___ Dataset extract ___
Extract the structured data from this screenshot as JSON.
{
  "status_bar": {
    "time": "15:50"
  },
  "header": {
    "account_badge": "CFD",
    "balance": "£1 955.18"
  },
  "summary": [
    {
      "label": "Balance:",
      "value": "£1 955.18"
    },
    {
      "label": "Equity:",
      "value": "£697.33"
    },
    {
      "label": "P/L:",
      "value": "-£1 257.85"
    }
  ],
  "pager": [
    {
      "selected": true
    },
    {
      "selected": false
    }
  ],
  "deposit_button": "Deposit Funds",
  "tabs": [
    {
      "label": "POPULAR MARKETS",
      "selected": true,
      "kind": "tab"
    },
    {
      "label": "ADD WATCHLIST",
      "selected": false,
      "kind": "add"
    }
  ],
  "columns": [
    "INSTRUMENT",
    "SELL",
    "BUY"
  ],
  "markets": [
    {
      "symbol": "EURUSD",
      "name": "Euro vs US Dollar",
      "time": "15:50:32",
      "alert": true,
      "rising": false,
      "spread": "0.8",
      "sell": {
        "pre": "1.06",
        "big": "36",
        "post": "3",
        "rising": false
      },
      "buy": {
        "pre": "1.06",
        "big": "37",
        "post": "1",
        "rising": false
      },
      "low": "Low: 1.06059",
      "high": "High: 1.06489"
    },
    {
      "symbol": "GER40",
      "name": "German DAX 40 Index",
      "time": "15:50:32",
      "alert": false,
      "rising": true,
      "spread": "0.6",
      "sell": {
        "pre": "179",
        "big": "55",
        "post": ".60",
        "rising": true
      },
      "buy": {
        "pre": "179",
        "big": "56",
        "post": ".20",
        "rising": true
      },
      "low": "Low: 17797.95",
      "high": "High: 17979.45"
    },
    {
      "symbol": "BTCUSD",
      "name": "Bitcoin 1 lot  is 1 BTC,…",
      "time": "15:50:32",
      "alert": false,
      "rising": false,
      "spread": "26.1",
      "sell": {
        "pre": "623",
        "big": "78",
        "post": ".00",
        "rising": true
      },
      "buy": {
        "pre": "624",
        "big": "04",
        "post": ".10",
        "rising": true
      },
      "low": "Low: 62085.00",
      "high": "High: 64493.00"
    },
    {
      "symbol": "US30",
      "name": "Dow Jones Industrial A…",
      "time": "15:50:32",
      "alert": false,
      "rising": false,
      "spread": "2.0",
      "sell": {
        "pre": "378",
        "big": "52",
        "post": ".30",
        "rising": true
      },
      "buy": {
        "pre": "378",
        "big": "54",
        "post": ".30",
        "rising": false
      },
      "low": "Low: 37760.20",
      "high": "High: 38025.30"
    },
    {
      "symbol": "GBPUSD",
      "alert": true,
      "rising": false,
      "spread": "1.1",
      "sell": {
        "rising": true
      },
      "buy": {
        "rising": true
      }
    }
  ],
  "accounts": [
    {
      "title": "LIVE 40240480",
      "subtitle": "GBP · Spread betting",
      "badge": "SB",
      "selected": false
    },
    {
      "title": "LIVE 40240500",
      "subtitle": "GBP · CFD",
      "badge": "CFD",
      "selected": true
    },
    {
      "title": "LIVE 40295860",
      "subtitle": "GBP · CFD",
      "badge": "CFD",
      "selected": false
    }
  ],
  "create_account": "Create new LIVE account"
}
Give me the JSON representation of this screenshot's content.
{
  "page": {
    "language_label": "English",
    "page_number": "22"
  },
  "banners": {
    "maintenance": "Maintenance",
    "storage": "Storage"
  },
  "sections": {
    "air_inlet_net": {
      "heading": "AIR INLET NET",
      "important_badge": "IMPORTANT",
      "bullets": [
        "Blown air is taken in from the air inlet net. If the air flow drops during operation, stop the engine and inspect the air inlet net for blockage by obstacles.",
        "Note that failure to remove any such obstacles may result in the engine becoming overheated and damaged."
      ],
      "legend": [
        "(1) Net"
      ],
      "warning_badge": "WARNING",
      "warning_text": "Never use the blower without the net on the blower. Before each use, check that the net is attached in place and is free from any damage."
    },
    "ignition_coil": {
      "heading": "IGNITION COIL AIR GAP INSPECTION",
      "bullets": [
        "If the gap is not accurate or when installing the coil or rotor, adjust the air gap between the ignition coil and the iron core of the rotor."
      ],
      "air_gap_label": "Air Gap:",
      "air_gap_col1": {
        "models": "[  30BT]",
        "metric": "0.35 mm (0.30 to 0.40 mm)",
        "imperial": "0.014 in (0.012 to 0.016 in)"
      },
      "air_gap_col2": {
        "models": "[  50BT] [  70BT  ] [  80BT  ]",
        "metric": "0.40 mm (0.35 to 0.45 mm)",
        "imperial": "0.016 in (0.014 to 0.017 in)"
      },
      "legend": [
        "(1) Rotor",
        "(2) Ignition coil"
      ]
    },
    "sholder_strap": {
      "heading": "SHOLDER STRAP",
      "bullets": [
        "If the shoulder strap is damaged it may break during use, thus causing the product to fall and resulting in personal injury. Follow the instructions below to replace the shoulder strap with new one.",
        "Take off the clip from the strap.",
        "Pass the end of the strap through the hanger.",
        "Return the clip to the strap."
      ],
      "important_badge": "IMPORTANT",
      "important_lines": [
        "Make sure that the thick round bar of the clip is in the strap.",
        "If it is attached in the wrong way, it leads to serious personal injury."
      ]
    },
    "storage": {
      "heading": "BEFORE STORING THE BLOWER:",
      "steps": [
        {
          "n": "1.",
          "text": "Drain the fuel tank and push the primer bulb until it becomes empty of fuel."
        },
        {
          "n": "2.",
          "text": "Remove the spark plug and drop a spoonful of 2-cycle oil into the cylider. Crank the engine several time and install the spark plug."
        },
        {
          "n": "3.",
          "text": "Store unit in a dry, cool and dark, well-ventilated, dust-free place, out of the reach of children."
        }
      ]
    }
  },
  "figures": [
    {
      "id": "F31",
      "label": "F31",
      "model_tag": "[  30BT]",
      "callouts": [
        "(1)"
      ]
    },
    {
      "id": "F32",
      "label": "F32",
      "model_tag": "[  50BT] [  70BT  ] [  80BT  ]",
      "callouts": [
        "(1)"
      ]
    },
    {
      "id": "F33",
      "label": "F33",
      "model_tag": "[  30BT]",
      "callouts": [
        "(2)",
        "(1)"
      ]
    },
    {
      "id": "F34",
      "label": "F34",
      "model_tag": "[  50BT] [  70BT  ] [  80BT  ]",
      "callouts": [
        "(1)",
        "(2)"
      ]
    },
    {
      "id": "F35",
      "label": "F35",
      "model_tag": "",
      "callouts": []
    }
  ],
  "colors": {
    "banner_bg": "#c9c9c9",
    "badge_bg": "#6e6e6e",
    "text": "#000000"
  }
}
___
Copy every line above that includes the string "metric".

#### Written answer:
        "metric": "0.35 mm (0.30 to 0.40 mm)",
        "metric": "0.40 mm (0.35 to 0.45 mm)",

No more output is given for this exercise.